Return each line of the data below verbatim; pictures are to be left out.

** BEGIN **

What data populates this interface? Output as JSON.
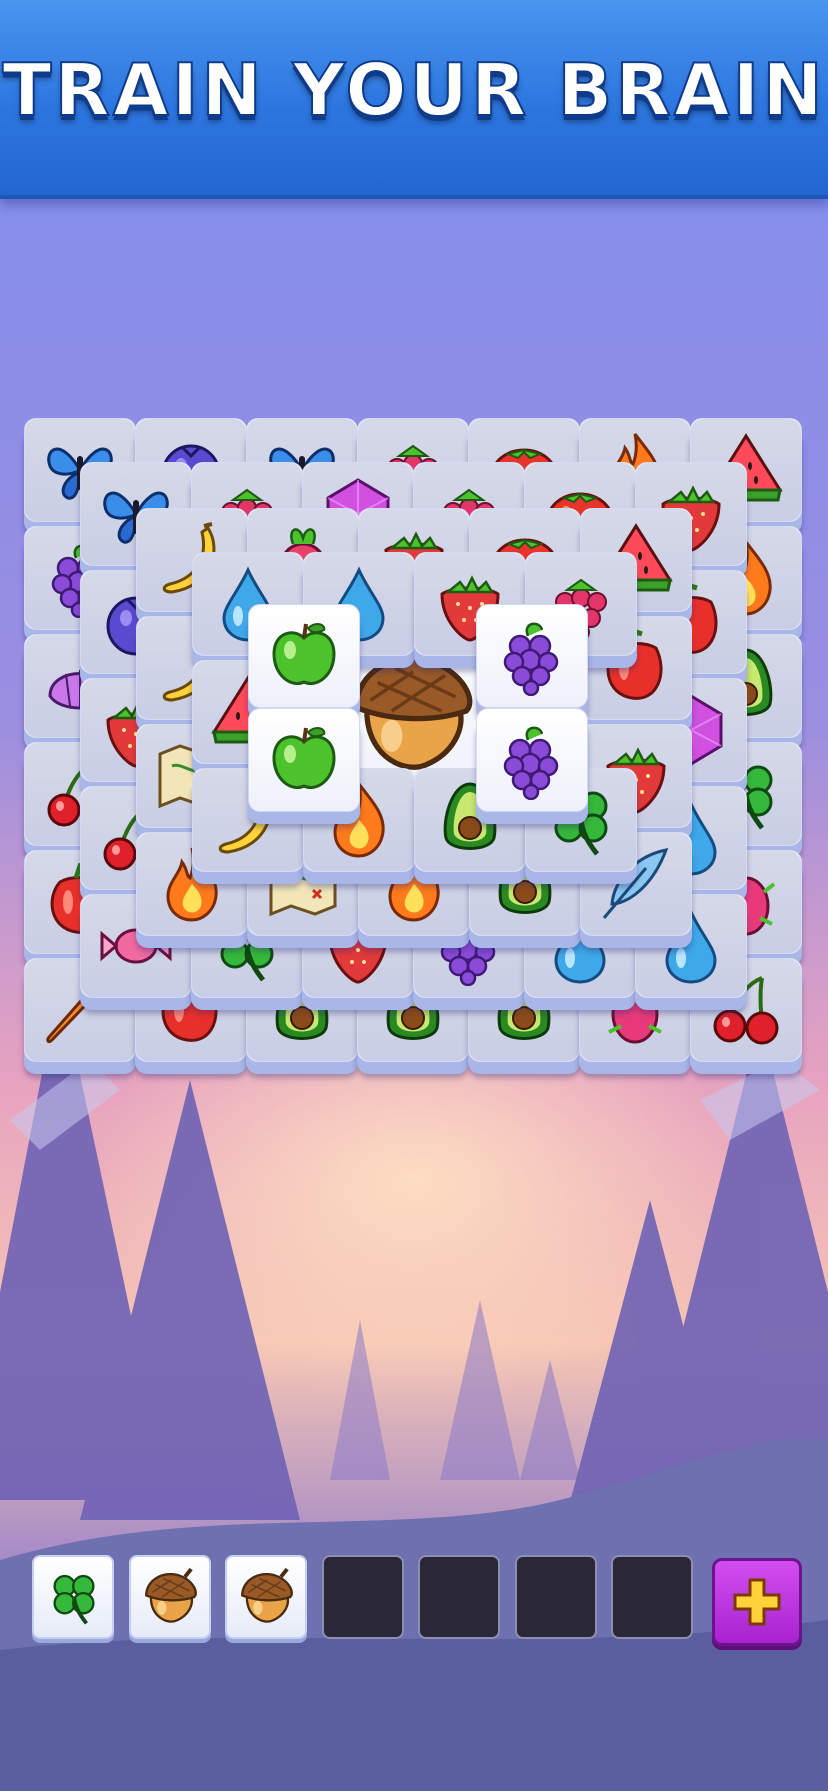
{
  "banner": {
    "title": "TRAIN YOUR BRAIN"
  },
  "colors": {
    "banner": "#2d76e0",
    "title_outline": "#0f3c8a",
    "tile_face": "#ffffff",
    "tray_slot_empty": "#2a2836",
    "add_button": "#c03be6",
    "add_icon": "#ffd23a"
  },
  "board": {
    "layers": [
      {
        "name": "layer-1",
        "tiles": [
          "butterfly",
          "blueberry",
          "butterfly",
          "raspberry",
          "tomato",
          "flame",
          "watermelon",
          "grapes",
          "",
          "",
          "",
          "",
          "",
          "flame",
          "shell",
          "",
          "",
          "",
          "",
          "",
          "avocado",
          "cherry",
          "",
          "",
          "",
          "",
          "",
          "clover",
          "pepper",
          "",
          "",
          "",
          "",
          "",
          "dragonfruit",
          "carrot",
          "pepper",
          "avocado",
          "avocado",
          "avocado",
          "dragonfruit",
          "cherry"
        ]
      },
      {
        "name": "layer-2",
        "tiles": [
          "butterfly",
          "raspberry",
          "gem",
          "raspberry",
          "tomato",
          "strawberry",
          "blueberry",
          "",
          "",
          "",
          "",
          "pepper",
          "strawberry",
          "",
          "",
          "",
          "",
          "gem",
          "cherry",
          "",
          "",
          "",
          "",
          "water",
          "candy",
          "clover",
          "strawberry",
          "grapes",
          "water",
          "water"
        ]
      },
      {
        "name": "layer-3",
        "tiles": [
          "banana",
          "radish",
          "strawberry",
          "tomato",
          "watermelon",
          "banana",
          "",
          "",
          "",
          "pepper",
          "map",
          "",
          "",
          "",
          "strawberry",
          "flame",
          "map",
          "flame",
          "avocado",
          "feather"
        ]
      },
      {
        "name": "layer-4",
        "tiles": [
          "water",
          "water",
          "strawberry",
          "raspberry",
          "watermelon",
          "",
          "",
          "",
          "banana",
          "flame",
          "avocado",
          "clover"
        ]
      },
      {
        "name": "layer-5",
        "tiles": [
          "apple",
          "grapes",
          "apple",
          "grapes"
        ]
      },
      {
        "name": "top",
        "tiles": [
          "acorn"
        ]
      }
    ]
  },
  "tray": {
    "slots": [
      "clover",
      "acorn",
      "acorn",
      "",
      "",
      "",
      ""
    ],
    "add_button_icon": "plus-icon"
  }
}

** END **

▶ [SOLUTION]
What data populates this interface? Output as JSON.
{
  "banner": {
    "title": "TRAIN YOUR BRAIN"
  },
  "colors": {
    "banner": "#2d76e0",
    "title_outline": "#0f3c8a",
    "tile_face": "#ffffff",
    "tray_slot_empty": "#2a2836",
    "add_button": "#c03be6",
    "add_icon": "#ffd23a"
  },
  "board": {
    "layers": [
      {
        "name": "layer-1",
        "tiles": [
          "butterfly",
          "blueberry",
          "butterfly",
          "raspberry",
          "tomato",
          "flame",
          "watermelon",
          "grapes",
          "",
          "",
          "",
          "",
          "",
          "flame",
          "shell",
          "",
          "",
          "",
          "",
          "",
          "avocado",
          "cherry",
          "",
          "",
          "",
          "",
          "",
          "clover",
          "pepper",
          "",
          "",
          "",
          "",
          "",
          "dragonfruit",
          "carrot",
          "pepper",
          "avocado",
          "avocado",
          "avocado",
          "dragonfruit",
          "cherry"
        ]
      },
      {
        "name": "layer-2",
        "tiles": [
          "butterfly",
          "raspberry",
          "gem",
          "raspberry",
          "tomato",
          "strawberry",
          "blueberry",
          "",
          "",
          "",
          "",
          "pepper",
          "strawberry",
          "",
          "",
          "",
          "",
          "gem",
          "cherry",
          "",
          "",
          "",
          "",
          "water",
          "candy",
          "clover",
          "strawberry",
          "grapes",
          "water",
          "water"
        ]
      },
      {
        "name": "layer-3",
        "tiles": [
          "banana",
          "radish",
          "strawberry",
          "tomato",
          "watermelon",
          "banana",
          "",
          "",
          "",
          "pepper",
          "map",
          "",
          "",
          "",
          "strawberry",
          "flame",
          "map",
          "flame",
          "avocado",
          "feather"
        ]
      },
      {
        "name": "layer-4",
        "tiles": [
          "water",
          "water",
          "strawberry",
          "raspberry",
          "watermelon",
          "",
          "",
          "",
          "banana",
          "flame",
          "avocado",
          "clover"
        ]
      },
      {
        "name": "layer-5",
        "tiles": [
          "apple",
          "grapes",
          "apple",
          "grapes"
        ]
      },
      {
        "name": "top",
        "tiles": [
          "acorn"
        ]
      }
    ]
  },
  "tray": {
    "slots": [
      "clover",
      "acorn",
      "acorn",
      "",
      "",
      "",
      ""
    ],
    "add_button_icon": "plus-icon"
  }
}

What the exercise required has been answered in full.